§ Tasks to perform:
(1) In the text on Indigenous respondents' experiences at UM, the finding about encountering more inequities applies to which comparison group only?
(2) From the text on Indigenous respondents' experiences at UM, return the passage from "Indigenous survey respondents" up to and including "their disability, etc.)", copied word for word.

§ Text segment:
9. X2 (2, 509) = 10.3, p =<.01, V = 0.14  
10. X2 (1, 324) = 5.3, p =<.05
 

Experiences at UM

Systemic ableist barriers are disproportionately negatively impacting members of the UM community who identify as both Indigenous and as having disabilities and chronic health conditions, among other identities. 

Indigenous survey respondents are significantly11 more likely than non-Indigenous respondents to:

  • Feel unsatisfied with their current level of participation at UM
  • Feel less safe personally and believe their campus is less safe for disabled people and those with chronic health conditions in general
  • Feel less comfortable about sharing their disability and health identities at UM
  • Believe UM is less engaged with dismantling ableism (e.g., taking responsibility for systemic barriers and taking action to dismantle these barriers)
  • Personally experience negative impacts of ableist attitudes (e.g., feel they must work harder to prove they belong at UM or feel pressure to downplay the impact of their disability, etc.)
  • Experience more institutional barriers, overall (e.g., barriers getting to campus, finding suitable work or study spaces, barriers related to a lack of hybrid work or study options, etc.)
  • Experience more information and technology (IT) barriers, overall12
  • Experience more ableist microaggressions both in-person and virtually (e.g., others assume respondents need help or that all their capabilities are affected by their disability and health identities)
  • Experience more exclusion and mistreatment both in-person and virtually
  • Experience more emotional exhaustion
  • Encounter more inequities (e.g., access to professional development and skills training and promotion and advancement opportunities) (this finding is specific to Indigenous staff vs. non-Indigenous staff only)

Footnotes

11. Refers to t-test and ANOVA results of multi-item indices that achieved statistical significance at the .05, .01, or .001 alpha levels.

§ Supplied entries:
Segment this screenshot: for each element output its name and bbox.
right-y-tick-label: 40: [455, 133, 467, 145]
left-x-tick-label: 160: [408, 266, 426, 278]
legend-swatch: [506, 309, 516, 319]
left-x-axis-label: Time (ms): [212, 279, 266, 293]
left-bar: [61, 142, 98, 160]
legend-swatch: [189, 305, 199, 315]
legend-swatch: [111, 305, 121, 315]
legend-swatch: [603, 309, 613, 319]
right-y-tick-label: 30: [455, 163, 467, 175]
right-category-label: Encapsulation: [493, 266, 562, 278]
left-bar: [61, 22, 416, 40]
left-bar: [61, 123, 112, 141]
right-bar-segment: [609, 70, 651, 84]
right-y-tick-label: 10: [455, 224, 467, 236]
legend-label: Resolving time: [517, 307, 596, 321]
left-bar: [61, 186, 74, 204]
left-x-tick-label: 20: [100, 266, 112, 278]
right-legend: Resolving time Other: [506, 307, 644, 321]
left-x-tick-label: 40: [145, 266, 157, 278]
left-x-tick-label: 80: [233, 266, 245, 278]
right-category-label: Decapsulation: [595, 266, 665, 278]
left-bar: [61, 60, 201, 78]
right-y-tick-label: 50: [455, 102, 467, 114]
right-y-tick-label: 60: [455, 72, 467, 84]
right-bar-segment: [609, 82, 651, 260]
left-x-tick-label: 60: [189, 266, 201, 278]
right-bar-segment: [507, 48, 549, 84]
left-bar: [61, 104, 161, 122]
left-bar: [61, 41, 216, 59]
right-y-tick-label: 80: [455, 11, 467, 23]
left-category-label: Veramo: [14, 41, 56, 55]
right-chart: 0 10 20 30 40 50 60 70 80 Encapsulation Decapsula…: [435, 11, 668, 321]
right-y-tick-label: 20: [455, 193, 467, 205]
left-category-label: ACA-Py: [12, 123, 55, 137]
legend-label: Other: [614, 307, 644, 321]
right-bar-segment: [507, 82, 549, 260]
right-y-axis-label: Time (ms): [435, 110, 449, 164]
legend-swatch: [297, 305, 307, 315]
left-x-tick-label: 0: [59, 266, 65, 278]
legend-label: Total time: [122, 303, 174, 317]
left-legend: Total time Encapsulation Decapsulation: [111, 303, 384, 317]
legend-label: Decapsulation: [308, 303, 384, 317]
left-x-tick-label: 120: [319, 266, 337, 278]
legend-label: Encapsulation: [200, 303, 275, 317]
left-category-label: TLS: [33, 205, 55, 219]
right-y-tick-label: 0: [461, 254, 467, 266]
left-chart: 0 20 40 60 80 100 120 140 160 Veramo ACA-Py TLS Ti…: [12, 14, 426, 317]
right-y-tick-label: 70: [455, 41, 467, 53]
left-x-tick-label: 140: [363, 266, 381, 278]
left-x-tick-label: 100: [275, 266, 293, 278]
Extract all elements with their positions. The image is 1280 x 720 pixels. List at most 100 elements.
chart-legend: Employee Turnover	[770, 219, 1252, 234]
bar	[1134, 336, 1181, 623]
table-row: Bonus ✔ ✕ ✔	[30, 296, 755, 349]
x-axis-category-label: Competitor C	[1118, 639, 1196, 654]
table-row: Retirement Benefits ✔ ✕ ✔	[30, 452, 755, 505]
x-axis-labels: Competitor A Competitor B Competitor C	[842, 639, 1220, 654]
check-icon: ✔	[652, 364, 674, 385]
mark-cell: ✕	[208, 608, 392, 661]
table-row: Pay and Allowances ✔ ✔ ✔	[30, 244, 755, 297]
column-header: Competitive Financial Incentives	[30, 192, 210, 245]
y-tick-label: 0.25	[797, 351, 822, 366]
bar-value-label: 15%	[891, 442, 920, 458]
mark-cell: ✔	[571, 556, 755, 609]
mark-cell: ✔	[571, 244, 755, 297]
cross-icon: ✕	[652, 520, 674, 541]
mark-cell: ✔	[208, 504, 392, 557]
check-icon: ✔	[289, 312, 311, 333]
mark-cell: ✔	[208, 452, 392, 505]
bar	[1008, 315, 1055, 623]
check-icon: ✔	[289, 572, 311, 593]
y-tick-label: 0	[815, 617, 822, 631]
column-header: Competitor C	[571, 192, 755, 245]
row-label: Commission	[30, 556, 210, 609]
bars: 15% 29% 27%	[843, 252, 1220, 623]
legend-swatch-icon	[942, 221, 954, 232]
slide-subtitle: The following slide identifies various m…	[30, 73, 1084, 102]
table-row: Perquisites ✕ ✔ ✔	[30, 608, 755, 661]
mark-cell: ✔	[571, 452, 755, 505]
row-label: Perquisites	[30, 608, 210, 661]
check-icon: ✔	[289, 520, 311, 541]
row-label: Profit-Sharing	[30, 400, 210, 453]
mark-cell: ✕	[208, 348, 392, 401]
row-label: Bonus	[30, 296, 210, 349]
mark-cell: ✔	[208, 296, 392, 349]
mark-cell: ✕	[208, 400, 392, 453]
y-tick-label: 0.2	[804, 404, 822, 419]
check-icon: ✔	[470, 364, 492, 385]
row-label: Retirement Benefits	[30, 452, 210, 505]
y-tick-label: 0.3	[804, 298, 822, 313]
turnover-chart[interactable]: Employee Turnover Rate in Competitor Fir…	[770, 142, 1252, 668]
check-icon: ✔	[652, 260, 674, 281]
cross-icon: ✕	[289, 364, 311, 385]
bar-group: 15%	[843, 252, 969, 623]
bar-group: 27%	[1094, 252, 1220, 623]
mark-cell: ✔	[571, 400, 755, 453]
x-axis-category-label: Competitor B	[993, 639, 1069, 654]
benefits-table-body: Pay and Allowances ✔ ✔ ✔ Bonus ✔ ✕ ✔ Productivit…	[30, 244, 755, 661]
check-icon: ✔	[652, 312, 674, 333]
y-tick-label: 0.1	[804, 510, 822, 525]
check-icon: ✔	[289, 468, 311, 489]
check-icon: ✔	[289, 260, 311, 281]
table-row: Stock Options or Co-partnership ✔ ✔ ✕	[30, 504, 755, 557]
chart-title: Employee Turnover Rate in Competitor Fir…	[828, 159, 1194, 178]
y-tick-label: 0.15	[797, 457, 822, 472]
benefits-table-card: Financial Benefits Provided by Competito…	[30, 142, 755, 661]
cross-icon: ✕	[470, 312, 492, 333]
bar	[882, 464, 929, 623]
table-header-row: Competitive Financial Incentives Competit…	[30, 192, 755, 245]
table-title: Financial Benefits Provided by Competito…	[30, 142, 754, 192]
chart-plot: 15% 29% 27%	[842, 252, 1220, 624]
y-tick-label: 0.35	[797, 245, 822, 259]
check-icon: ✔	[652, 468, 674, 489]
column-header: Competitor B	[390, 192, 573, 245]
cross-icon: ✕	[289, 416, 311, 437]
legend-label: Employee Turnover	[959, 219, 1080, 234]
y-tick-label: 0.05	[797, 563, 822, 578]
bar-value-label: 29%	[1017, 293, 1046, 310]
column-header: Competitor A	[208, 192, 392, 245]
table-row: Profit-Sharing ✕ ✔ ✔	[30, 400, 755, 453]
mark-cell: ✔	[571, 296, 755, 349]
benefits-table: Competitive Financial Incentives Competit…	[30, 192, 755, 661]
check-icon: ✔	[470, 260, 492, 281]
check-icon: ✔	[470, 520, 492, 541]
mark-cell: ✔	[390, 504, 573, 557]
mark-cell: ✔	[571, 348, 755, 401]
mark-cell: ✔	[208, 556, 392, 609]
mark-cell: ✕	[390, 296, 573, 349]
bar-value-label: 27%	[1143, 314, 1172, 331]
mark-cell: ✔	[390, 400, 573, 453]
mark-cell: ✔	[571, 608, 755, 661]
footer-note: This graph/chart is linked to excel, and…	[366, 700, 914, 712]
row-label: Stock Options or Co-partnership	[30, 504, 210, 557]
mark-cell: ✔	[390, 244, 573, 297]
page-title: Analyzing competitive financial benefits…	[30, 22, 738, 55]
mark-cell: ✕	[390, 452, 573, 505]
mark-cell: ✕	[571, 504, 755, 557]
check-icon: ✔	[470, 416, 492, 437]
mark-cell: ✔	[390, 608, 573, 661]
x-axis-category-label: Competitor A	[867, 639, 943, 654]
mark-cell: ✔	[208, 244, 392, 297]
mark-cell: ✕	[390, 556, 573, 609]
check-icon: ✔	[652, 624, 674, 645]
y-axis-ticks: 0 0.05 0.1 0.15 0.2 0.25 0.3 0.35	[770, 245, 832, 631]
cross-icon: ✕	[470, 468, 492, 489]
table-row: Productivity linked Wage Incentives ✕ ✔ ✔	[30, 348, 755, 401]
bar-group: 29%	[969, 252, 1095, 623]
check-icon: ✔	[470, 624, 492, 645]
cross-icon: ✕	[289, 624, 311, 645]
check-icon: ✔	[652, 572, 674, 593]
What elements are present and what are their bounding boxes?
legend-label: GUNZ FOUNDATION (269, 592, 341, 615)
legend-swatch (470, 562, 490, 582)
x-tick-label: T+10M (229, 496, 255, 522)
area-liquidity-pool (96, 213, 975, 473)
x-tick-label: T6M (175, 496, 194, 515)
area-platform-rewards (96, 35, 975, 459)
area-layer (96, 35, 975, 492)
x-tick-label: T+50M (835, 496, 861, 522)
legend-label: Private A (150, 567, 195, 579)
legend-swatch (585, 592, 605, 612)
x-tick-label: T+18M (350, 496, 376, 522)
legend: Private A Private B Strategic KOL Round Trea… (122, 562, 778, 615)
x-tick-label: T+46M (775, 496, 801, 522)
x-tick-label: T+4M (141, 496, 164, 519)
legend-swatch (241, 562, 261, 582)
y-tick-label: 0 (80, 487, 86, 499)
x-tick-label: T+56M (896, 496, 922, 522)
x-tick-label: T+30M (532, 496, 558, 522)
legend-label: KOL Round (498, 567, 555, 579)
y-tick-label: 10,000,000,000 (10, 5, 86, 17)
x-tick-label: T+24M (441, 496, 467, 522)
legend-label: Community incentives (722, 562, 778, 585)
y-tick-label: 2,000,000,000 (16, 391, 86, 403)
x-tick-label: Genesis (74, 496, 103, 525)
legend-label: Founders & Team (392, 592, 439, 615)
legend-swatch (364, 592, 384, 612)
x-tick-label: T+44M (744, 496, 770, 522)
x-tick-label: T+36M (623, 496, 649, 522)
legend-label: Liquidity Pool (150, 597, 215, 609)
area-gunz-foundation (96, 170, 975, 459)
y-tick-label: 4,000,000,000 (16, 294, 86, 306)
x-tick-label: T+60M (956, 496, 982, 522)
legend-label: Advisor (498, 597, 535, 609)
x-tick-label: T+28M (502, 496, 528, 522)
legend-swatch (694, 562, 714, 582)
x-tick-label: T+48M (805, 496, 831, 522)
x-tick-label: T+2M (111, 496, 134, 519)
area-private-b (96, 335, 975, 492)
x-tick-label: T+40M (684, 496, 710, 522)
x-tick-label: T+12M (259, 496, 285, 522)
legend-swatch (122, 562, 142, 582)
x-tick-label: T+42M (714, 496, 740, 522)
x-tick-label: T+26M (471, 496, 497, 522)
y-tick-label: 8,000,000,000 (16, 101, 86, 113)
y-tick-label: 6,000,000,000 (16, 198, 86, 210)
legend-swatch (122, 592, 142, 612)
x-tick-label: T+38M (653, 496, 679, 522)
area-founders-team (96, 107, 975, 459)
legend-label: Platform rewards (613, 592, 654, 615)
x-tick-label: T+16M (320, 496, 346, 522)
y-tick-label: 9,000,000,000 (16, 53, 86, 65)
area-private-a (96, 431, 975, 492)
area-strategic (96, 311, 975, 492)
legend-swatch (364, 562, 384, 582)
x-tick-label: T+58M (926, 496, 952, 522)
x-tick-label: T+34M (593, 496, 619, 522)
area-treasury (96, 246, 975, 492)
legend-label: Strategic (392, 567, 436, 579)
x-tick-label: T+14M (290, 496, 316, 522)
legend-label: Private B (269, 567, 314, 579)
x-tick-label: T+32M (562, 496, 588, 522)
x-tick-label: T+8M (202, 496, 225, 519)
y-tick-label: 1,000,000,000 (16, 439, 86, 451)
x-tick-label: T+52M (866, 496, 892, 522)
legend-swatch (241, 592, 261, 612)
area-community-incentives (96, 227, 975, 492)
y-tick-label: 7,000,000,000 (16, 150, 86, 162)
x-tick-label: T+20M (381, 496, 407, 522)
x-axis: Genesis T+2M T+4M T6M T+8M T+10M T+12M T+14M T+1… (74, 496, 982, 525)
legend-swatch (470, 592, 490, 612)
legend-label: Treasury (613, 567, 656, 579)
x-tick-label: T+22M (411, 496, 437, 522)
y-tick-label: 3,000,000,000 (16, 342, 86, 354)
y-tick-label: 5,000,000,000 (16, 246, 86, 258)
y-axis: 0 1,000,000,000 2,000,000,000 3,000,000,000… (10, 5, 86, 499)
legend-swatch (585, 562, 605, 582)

§ Solutions to each task:
(1) Indigenous staff compared with non-Indigenous staff.

(2)
Indigenous survey respondents are significantly11 more likely than non-Indigenous respondents to:

  • Feel unsatisfied with their current level of participation at UM
  • Feel less safe personally and believe their campus is less safe for disabled people and those with chronic health conditions in general
  • Feel less comfortable about sharing their disability and health identities at UM
  • Believe UM is less engaged with dismantling ableism (e.g., taking responsibility for systemic barriers and taking action to dismantle these barriers)
  • Personally experience negative impacts of ableist attitudes (e.g., feel they must work harder to prove they belong at UM or feel pressure to downplay the impact of their disability, etc.)